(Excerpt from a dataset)
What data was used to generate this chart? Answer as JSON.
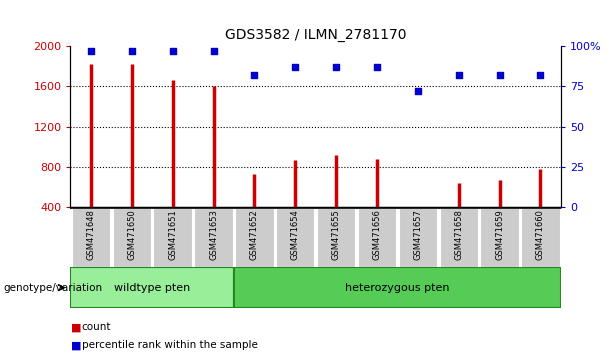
{
  "title": "GDS3582 / ILMN_2781170",
  "categories": [
    "GSM471648",
    "GSM471650",
    "GSM471651",
    "GSM471653",
    "GSM471652",
    "GSM471654",
    "GSM471655",
    "GSM471656",
    "GSM471657",
    "GSM471658",
    "GSM471659",
    "GSM471660"
  ],
  "bar_values": [
    1820,
    1820,
    1660,
    1600,
    730,
    870,
    920,
    880,
    390,
    640,
    670,
    780
  ],
  "percentile_values": [
    97,
    97,
    97,
    97,
    82,
    87,
    87,
    87,
    72,
    82,
    82,
    82
  ],
  "bar_color": "#cc0000",
  "dot_color": "#0000cc",
  "ylim_left": [
    400,
    2000
  ],
  "ylim_right": [
    0,
    100
  ],
  "yticks_left": [
    400,
    800,
    1200,
    1600,
    2000
  ],
  "yticks_right": [
    0,
    25,
    50,
    75,
    100
  ],
  "grid_values": [
    800,
    1200,
    1600
  ],
  "wildtype_count": 4,
  "heterozygous_count": 8,
  "wildtype_label": "wildtype pten",
  "heterozygous_label": "heterozygous pten",
  "genotype_label": "genotype/variation",
  "legend_count_label": "count",
  "legend_percentile_label": "percentile rank within the sample",
  "bar_width": 0.018,
  "tick_bg_color": "#cccccc",
  "wildtype_bg_color": "#99ee99",
  "heterozygous_bg_color": "#55cc55",
  "plot_bg_color": "#ffffff",
  "right_axis_color": "#0000cc",
  "left_axis_color": "#cc0000",
  "stem_linewidth": 2.5
}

# AIM:
Leave out the pictures and copy every record above exactly.

# COMPLETED EXERCISE:
What data was used to generate this chart? Answer as JSON.
{
  "title": "GDS3582 / ILMN_2781170",
  "categories": [
    "GSM471648",
    "GSM471650",
    "GSM471651",
    "GSM471653",
    "GSM471652",
    "GSM471654",
    "GSM471655",
    "GSM471656",
    "GSM471657",
    "GSM471658",
    "GSM471659",
    "GSM471660"
  ],
  "bar_values": [
    1820,
    1820,
    1660,
    1600,
    730,
    870,
    920,
    880,
    390,
    640,
    670,
    780
  ],
  "percentile_values": [
    97,
    97,
    97,
    97,
    82,
    87,
    87,
    87,
    72,
    82,
    82,
    82
  ],
  "bar_color": "#cc0000",
  "dot_color": "#0000cc",
  "ylim_left": [
    400,
    2000
  ],
  "ylim_right": [
    0,
    100
  ],
  "yticks_left": [
    400,
    800,
    1200,
    1600,
    2000
  ],
  "yticks_right": [
    0,
    25,
    50,
    75,
    100
  ],
  "grid_values": [
    800,
    1200,
    1600
  ],
  "wildtype_count": 4,
  "heterozygous_count": 8,
  "wildtype_label": "wildtype pten",
  "heterozygous_label": "heterozygous pten",
  "genotype_label": "genotype/variation",
  "legend_count_label": "count",
  "legend_percentile_label": "percentile rank within the sample",
  "bar_width": 0.018,
  "tick_bg_color": "#cccccc",
  "wildtype_bg_color": "#99ee99",
  "heterozygous_bg_color": "#55cc55",
  "plot_bg_color": "#ffffff",
  "right_axis_color": "#0000cc",
  "left_axis_color": "#cc0000",
  "stem_linewidth": 2.5
}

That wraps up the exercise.